Each line that holds the word "בהגדת" is to be identified and copied.
============
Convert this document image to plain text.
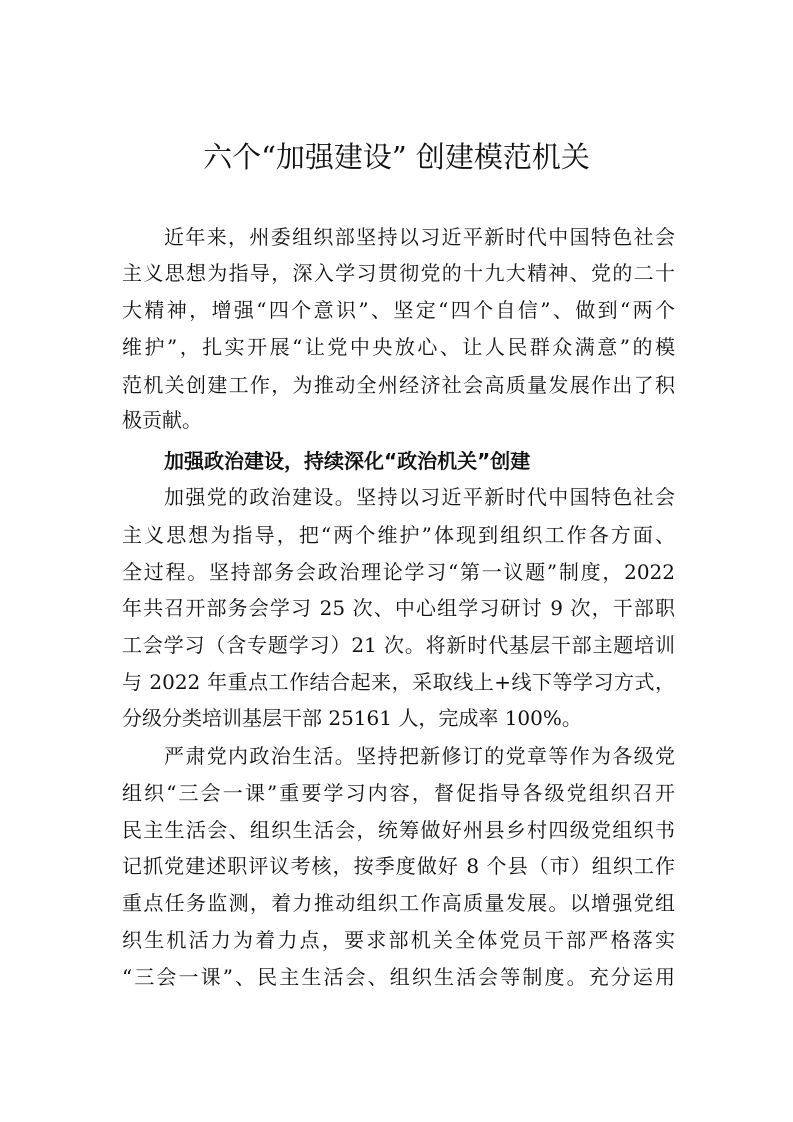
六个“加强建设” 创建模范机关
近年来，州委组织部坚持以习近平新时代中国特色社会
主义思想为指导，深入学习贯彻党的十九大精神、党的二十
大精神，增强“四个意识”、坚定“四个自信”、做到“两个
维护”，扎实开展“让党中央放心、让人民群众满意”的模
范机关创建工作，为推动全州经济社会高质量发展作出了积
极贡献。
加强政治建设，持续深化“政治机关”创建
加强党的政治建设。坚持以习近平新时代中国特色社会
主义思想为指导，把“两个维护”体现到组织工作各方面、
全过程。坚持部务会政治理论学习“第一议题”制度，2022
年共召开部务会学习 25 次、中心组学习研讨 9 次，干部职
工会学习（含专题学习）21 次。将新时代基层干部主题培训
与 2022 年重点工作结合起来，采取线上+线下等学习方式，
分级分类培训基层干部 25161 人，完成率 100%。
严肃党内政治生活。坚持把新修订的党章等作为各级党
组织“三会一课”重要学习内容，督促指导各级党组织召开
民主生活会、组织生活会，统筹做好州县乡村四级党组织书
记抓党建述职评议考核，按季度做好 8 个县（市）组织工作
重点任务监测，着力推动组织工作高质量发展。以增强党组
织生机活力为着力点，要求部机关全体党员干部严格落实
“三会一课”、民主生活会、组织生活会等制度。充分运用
============
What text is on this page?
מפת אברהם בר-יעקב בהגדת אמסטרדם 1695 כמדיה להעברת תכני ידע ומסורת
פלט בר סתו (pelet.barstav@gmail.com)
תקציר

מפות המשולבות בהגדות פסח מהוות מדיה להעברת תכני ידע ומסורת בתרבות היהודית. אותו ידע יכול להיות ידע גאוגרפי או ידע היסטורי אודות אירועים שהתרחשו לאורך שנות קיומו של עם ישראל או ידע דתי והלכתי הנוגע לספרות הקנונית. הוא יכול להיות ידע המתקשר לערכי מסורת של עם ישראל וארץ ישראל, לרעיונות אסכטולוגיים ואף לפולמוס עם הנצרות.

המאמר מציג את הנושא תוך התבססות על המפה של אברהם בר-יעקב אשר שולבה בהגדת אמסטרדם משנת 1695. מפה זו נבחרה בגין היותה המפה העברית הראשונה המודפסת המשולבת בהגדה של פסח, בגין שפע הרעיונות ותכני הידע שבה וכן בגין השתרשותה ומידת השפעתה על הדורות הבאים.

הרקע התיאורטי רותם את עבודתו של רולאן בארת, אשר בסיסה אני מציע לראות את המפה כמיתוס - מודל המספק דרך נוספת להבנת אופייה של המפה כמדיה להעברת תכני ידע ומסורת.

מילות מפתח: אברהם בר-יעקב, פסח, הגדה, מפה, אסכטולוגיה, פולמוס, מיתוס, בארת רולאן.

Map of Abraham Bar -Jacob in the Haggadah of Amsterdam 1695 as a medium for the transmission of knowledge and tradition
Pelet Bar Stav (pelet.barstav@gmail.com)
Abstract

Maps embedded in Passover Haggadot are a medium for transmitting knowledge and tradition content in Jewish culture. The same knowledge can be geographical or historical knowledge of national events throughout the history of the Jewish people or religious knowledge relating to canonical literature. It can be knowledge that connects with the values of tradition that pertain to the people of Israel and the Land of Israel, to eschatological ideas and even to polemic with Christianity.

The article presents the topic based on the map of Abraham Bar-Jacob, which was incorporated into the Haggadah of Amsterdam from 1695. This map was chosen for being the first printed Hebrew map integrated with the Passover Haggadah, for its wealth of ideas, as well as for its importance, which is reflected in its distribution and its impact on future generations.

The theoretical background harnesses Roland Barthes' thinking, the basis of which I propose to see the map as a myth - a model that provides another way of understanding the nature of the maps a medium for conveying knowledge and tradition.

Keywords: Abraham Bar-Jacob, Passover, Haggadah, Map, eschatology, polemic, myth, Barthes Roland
============
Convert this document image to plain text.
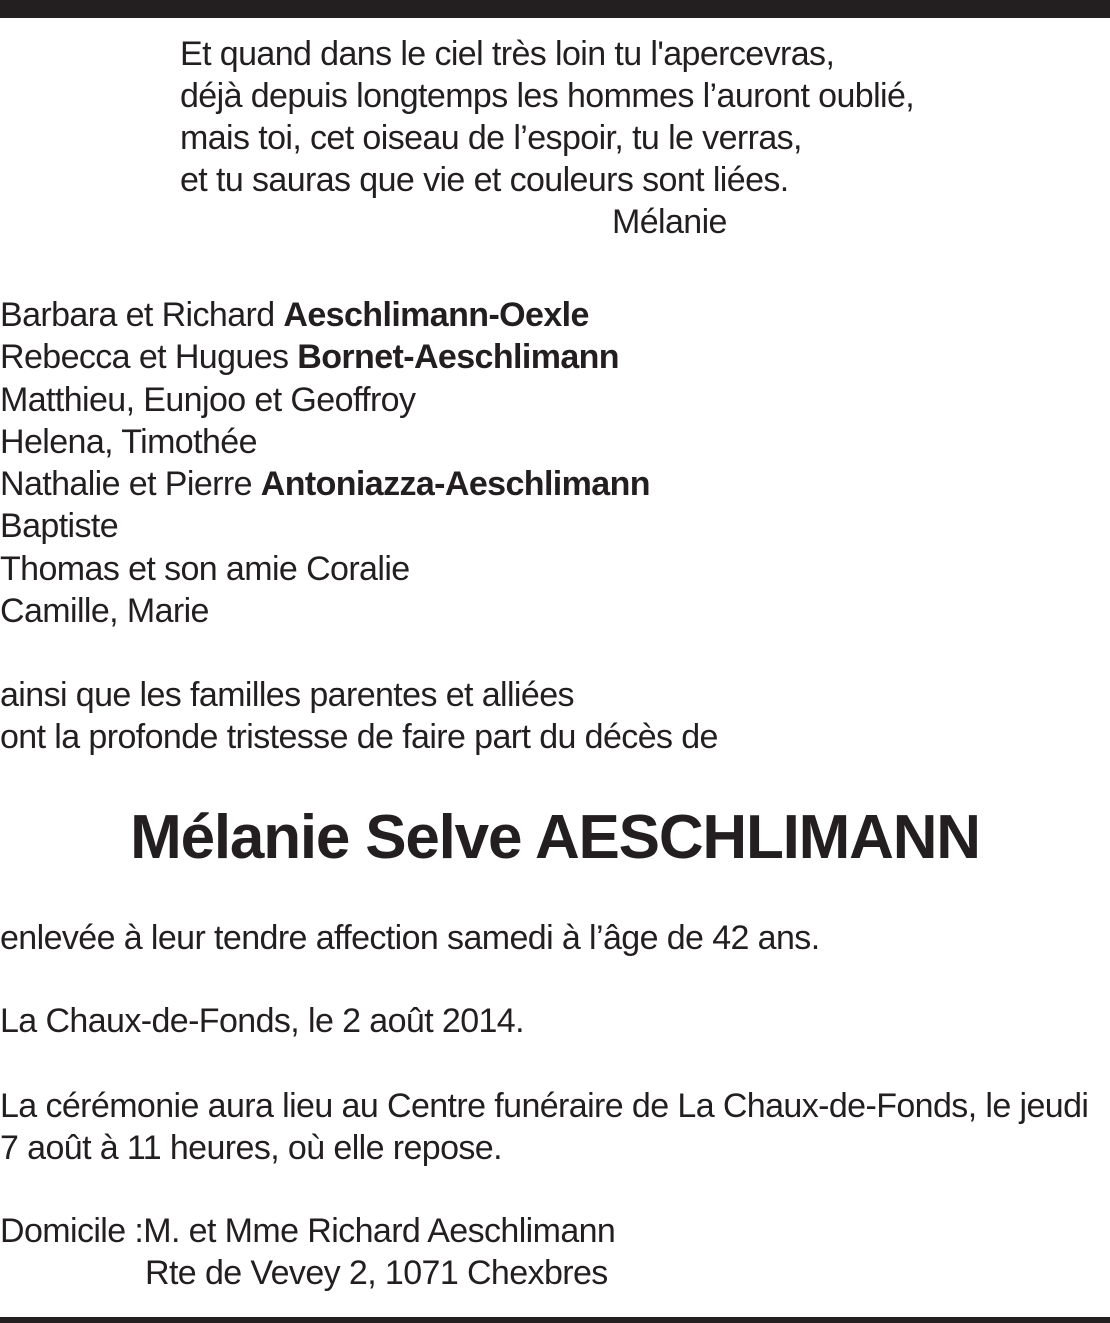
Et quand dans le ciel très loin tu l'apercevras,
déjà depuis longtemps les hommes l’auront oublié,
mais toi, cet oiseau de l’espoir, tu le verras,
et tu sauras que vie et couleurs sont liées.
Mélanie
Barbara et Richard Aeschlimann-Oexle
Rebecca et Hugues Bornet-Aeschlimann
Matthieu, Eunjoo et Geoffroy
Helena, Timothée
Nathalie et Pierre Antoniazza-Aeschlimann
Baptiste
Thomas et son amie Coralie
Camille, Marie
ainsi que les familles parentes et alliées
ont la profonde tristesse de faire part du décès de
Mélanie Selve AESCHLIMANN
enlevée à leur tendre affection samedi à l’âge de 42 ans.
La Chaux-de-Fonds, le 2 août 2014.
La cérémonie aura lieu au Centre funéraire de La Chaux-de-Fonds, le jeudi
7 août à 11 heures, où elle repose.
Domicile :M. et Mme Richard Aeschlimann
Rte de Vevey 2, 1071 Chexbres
============
# Complete output:
מפת אברהם בר-יעקב בהגדת אמסטרדם 1695 כמדיה להעברת תכני ידע ומסורת
המאמר מציג את הנושא תוך התבססות על המפה של אברהם בר-יעקב אשר שולבה בהגדת אמסטרדם משנת 1695. מפה זו נבחרה בגין היותה המפה העברית הראשונה המודפסת המשולבת בהגדה של פסח, בגין שפע הרעיונות ותכני הידע שבה וכן בגין השתרשותה ומידת השפעתה על הדורות הבאים.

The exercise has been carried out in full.